-- START --

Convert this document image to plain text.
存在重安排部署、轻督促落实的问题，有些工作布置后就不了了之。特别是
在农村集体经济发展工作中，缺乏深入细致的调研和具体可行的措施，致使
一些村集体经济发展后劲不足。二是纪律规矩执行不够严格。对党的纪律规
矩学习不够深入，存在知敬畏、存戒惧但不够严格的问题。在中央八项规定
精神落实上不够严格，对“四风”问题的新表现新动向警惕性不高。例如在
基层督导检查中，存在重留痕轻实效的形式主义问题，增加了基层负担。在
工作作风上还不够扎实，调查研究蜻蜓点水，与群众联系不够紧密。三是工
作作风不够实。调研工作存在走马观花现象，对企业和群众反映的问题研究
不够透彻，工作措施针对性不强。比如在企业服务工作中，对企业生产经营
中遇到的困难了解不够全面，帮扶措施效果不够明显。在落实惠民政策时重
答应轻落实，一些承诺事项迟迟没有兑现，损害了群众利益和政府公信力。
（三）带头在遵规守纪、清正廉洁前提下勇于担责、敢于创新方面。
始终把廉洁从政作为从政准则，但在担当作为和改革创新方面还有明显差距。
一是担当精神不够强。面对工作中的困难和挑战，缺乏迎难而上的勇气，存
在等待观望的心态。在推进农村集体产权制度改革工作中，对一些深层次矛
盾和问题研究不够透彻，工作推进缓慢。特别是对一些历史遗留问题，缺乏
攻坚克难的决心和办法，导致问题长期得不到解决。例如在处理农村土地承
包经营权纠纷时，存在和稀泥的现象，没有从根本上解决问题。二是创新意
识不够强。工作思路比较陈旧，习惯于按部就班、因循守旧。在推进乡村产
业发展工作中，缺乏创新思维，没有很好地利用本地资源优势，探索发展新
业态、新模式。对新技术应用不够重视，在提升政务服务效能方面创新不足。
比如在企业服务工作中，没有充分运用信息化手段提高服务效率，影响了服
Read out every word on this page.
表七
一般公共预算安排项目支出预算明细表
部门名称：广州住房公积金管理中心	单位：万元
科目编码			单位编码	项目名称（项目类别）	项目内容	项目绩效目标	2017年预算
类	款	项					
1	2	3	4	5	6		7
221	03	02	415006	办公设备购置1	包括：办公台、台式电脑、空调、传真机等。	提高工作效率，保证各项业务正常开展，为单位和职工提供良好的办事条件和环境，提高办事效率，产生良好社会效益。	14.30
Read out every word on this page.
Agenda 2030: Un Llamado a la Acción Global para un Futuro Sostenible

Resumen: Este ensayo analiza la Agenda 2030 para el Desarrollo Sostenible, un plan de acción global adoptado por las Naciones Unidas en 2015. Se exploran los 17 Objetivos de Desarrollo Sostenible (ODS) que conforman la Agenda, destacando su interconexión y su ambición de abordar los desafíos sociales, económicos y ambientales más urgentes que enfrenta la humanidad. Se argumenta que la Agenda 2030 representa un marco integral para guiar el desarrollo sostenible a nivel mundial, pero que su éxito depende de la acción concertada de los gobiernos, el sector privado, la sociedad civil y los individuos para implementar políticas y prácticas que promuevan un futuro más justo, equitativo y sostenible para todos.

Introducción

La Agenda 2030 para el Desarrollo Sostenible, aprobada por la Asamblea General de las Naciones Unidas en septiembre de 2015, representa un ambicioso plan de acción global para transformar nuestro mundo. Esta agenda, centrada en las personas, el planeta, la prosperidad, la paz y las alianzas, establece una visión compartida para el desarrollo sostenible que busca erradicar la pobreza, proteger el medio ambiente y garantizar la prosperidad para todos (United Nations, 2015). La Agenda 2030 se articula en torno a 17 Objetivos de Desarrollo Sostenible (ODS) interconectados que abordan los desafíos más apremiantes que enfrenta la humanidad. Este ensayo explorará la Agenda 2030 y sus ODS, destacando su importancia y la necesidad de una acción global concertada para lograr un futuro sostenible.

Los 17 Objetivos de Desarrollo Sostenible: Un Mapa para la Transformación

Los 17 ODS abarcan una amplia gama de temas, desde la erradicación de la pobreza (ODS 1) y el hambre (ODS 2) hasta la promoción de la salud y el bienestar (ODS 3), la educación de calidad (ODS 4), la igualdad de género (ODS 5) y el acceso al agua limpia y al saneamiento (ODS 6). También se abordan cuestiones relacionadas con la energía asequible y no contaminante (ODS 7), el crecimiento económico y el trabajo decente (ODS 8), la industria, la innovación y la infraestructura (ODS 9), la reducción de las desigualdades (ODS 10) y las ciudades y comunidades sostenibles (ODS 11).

-- END --

◆ **Task objective**: Working from the material above, state how many lines contain "比如在企业服务工作中"; give only the number.

◆ **Answer to the task**: 2